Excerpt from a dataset

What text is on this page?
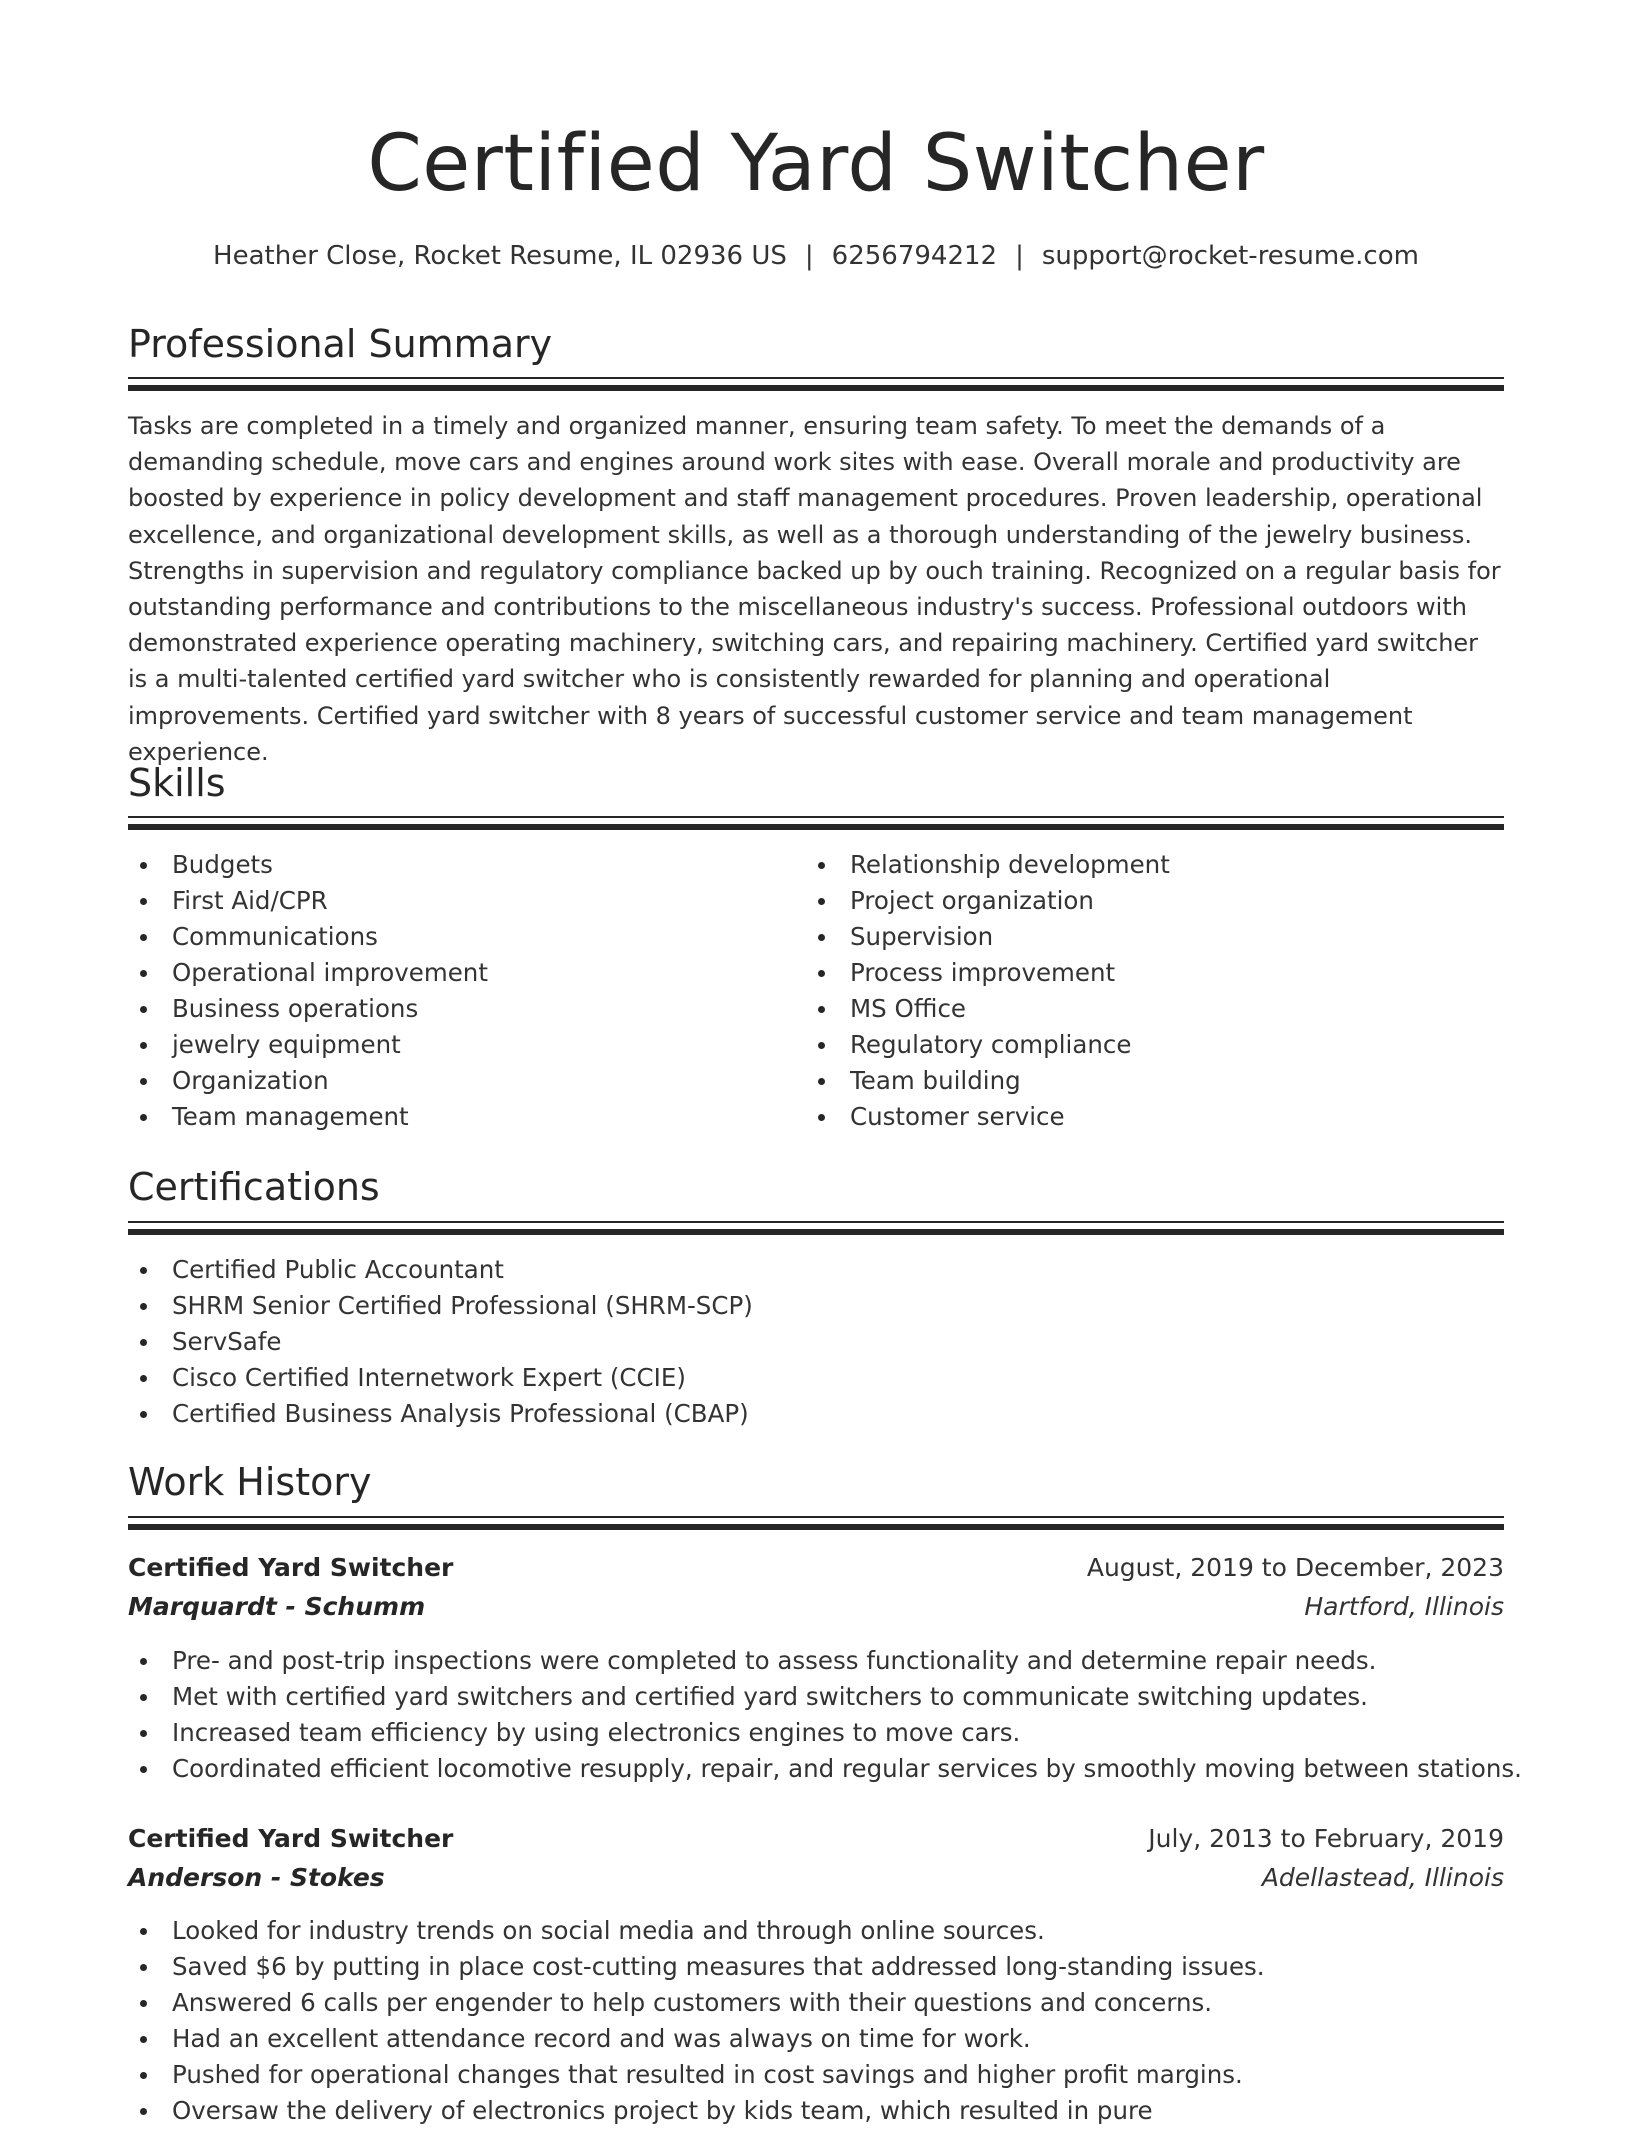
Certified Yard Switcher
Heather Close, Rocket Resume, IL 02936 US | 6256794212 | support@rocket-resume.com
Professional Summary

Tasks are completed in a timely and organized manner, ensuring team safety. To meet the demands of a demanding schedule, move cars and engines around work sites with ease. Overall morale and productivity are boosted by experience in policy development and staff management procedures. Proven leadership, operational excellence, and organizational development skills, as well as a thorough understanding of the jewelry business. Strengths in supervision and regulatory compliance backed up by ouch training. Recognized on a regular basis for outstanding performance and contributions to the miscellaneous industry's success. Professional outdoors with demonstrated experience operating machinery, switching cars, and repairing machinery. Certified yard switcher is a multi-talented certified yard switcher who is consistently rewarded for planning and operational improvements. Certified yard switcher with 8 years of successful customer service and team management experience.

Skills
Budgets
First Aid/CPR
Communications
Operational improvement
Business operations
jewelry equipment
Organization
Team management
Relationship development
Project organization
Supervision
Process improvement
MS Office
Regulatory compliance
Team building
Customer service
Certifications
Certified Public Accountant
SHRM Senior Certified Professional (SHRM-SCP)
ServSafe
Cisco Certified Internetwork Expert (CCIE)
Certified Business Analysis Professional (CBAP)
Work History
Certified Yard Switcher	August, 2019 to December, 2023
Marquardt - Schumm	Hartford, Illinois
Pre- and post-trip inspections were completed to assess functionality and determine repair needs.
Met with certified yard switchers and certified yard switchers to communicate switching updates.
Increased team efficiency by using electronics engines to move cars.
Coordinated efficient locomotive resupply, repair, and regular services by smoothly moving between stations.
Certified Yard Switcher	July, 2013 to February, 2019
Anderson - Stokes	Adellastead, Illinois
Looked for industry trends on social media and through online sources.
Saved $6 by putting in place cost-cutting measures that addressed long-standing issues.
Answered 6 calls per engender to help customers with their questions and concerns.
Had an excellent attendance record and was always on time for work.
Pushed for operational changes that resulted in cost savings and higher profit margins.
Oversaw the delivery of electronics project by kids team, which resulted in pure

WORK TO COMPLETE
Reproduce each entry precisely, dropping only the pictures.

WRITTEN SOLUTION
What text is on this page?
Certified Yard Switcher
Heather Close, Rocket Resume, IL 02936 US | 6256794212 | support@rocket-resume.com
Professional Summary

Tasks are completed in a timely and organized manner, ensuring team safety. To meet the demands of a demanding schedule, move cars and engines around work sites with ease. Overall morale and productivity are boosted by experience in policy development and staff management procedures. Proven leadership, operational excellence, and organizational development skills, as well as a thorough understanding of the jewelry business. Strengths in supervision and regulatory compliance backed up by ouch training. Recognized on a regular basis for outstanding performance and contributions to the miscellaneous industry's success. Professional outdoors with demonstrated experience operating machinery, switching cars, and repairing machinery. Certified yard switcher is a multi-talented certified yard switcher who is consistently rewarded for planning and operational improvements. Certified yard switcher with 8 years of successful customer service and team management experience.

Skills
Budgets
First Aid/CPR
Communications
Operational improvement
Business operations
jewelry equipment
Organization
Team management
Relationship development
Project organization
Supervision
Process improvement
MS Office
Regulatory compliance
Team building
Customer service
Certifications
Certified Public Accountant
SHRM Senior Certified Professional (SHRM-SCP)
ServSafe
Cisco Certified Internetwork Expert (CCIE)
Certified Business Analysis Professional (CBAP)
Work History
Certified Yard Switcher	August, 2019 to December, 2023
Marquardt - Schumm	Hartford, Illinois
Pre- and post-trip inspections were completed to assess functionality and determine repair needs.
Met with certified yard switchers and certified yard switchers to communicate switching updates.
Increased team efficiency by using electronics engines to move cars.
Coordinated efficient locomotive resupply, repair, and regular services by smoothly moving between stations.
Certified Yard Switcher	July, 2013 to February, 2019
Anderson - Stokes	Adellastead, Illinois
Looked for industry trends on social media and through online sources.
Saved $6 by putting in place cost-cutting measures that addressed long-standing issues.
Answered 6 calls per engender to help customers with their questions and concerns.
Had an excellent attendance record and was always on time for work.
Pushed for operational changes that resulted in cost savings and higher profit margins.
Oversaw the delivery of electronics project by kids team, which resulted in pure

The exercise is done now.